=== Stored records ===
_ _ _ _ _

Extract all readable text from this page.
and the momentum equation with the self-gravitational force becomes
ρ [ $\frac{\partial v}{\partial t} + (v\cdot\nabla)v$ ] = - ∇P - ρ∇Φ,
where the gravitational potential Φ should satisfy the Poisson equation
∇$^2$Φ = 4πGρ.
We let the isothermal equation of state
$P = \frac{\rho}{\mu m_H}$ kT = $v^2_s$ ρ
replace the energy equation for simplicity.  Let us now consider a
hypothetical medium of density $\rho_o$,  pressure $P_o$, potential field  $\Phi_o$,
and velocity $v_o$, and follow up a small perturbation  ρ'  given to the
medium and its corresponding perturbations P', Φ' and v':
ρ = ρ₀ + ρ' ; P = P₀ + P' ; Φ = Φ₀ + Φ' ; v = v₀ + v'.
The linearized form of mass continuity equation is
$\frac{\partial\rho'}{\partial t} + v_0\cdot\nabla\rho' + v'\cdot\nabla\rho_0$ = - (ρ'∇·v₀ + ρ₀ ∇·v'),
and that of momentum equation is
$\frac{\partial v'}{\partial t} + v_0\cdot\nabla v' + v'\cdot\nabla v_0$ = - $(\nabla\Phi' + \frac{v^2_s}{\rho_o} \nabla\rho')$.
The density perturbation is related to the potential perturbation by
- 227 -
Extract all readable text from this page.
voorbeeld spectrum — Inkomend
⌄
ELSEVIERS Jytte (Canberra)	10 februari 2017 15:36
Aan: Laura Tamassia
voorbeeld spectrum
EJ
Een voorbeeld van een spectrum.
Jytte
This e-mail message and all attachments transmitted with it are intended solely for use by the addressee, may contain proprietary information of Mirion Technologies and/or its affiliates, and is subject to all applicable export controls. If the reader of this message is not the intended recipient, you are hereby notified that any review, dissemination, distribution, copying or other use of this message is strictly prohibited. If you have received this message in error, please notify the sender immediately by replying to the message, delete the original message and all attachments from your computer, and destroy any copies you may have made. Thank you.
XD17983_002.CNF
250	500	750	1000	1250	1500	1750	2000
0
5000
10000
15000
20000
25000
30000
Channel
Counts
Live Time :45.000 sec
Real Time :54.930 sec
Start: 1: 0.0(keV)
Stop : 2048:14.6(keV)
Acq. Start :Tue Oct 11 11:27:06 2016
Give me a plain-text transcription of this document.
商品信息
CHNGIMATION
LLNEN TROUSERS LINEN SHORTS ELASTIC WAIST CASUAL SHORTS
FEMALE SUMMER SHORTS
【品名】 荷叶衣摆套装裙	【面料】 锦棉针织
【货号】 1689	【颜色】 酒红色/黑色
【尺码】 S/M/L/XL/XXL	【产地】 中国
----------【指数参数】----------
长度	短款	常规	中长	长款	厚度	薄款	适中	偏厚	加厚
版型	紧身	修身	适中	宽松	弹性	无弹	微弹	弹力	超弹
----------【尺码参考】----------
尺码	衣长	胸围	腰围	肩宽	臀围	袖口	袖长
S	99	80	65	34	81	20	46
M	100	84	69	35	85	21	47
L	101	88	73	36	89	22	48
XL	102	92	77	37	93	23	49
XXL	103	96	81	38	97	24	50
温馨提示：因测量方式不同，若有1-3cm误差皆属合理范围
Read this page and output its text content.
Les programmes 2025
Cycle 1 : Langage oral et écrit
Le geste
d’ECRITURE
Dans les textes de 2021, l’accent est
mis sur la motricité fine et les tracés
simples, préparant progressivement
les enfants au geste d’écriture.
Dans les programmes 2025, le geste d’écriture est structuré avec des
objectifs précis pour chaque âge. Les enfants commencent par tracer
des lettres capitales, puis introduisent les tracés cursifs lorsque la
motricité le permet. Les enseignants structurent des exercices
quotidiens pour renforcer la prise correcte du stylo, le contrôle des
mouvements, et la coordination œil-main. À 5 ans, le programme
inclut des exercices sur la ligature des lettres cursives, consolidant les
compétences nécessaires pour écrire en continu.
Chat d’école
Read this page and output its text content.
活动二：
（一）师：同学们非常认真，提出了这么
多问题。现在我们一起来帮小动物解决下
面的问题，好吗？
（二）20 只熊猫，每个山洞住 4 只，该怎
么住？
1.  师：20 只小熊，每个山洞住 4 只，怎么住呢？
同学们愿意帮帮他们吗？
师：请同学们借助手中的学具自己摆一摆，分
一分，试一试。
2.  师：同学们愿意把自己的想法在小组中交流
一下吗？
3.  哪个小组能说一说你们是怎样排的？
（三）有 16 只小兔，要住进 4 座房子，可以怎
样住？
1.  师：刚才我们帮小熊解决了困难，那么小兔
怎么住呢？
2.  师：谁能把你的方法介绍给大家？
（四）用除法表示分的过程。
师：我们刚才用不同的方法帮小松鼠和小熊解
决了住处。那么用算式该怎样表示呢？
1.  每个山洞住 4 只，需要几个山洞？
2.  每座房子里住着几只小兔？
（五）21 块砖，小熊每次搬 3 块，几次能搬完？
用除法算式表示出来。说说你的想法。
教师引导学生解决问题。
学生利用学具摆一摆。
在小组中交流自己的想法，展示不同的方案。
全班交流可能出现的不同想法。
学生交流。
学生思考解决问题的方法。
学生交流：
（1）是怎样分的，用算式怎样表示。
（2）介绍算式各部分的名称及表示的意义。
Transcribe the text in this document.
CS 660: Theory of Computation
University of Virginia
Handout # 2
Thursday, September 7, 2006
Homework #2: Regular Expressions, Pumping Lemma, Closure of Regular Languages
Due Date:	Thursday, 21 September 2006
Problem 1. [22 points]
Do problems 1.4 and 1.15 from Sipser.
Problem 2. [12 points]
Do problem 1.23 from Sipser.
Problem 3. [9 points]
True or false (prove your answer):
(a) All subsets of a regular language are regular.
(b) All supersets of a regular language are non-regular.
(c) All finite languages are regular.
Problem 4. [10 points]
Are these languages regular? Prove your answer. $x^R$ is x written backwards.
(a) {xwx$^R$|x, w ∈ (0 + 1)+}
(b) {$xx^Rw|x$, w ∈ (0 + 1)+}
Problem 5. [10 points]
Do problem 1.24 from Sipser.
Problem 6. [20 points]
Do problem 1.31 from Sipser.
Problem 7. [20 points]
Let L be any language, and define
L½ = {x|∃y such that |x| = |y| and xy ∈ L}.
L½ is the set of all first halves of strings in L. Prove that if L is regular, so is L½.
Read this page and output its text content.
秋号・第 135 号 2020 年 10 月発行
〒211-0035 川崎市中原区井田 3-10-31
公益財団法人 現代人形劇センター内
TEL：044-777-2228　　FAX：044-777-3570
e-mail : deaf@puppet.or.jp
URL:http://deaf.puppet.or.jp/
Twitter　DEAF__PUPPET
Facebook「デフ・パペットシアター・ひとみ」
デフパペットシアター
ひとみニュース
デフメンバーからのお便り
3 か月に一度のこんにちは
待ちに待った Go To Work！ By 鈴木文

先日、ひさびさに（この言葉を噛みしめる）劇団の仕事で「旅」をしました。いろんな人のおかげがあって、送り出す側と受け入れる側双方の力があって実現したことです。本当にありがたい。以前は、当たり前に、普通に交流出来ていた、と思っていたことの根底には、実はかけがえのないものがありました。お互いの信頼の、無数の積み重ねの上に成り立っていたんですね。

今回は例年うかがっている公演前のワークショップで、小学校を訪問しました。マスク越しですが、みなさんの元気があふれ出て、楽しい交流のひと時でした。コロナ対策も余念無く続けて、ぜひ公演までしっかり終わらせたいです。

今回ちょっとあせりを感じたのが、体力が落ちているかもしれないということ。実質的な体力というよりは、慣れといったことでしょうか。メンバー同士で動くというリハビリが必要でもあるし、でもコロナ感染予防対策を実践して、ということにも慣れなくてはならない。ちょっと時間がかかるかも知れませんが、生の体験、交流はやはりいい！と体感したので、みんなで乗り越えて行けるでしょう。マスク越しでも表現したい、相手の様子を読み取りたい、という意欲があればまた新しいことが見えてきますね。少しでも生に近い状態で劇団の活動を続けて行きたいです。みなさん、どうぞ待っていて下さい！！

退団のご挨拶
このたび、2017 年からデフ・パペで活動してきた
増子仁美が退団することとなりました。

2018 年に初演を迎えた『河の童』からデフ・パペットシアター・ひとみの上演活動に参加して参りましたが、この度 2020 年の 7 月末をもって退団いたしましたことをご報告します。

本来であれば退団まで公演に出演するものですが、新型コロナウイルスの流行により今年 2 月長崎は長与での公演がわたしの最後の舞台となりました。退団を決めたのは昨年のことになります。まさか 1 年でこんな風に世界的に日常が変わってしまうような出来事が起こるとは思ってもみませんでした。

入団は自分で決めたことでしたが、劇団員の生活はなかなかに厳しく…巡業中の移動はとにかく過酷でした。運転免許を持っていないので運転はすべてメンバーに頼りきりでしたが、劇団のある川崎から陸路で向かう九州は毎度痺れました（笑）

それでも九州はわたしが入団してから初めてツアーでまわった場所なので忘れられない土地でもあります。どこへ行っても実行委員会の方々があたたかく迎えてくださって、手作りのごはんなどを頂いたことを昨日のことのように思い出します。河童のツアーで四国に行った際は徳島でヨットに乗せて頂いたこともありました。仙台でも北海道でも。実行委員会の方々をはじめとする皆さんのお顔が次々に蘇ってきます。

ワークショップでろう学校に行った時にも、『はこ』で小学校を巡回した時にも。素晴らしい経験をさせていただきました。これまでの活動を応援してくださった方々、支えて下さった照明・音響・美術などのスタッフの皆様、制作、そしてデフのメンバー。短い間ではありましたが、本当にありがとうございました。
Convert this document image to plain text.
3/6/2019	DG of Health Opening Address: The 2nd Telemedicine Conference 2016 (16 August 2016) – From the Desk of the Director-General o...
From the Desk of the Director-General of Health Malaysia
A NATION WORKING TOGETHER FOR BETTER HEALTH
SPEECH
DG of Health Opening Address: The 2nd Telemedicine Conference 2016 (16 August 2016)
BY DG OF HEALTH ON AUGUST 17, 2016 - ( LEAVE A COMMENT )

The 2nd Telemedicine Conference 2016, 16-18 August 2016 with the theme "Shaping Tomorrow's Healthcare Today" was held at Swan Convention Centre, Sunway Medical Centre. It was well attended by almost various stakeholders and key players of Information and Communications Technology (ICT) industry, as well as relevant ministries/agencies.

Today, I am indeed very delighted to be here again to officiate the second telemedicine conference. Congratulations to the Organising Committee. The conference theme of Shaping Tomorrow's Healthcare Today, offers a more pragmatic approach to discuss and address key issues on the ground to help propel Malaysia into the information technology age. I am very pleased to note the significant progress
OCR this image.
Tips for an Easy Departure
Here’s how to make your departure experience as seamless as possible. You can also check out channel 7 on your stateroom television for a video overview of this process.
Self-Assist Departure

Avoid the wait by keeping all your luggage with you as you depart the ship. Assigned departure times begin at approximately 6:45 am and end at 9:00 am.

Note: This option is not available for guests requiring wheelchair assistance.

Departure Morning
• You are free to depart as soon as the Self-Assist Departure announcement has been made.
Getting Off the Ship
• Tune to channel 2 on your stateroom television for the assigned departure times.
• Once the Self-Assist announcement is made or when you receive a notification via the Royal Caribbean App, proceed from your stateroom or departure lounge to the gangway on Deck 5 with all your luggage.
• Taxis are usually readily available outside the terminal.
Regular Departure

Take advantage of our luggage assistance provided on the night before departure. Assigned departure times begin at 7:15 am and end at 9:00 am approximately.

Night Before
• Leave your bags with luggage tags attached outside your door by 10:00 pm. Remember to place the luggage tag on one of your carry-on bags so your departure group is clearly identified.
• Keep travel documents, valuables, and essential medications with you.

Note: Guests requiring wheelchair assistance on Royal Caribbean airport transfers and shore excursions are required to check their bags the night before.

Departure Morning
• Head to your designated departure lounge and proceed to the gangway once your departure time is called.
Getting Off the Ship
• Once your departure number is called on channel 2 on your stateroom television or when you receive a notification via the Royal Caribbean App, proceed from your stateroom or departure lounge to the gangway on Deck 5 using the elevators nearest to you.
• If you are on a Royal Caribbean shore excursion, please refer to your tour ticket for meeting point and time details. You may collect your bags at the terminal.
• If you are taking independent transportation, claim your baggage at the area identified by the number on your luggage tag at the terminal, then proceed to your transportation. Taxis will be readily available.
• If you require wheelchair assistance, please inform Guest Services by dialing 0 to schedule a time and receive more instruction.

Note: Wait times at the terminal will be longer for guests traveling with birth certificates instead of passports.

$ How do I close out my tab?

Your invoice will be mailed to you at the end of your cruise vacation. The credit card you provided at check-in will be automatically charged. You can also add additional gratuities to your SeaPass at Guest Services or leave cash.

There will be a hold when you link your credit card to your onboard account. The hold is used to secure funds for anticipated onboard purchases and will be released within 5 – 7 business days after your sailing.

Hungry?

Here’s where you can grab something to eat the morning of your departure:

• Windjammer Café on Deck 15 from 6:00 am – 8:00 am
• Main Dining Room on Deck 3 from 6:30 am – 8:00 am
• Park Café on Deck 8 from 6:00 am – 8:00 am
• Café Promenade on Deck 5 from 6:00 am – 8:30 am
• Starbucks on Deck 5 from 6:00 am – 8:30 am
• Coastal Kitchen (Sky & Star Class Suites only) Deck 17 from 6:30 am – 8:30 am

_ _ _ _ _

Wherever the string "called" appears in the entries above, list that line.

• Head to your designated departure lounge and proceed to the gangway once your departure time is called.
• Once your departure number is called on channel 2 on your stateroom television or when you receive a notification via the Royal Caribbean App, proceed from your stateroom or departure lounge to the gangway on Deck 5 using the elevators nearest to you.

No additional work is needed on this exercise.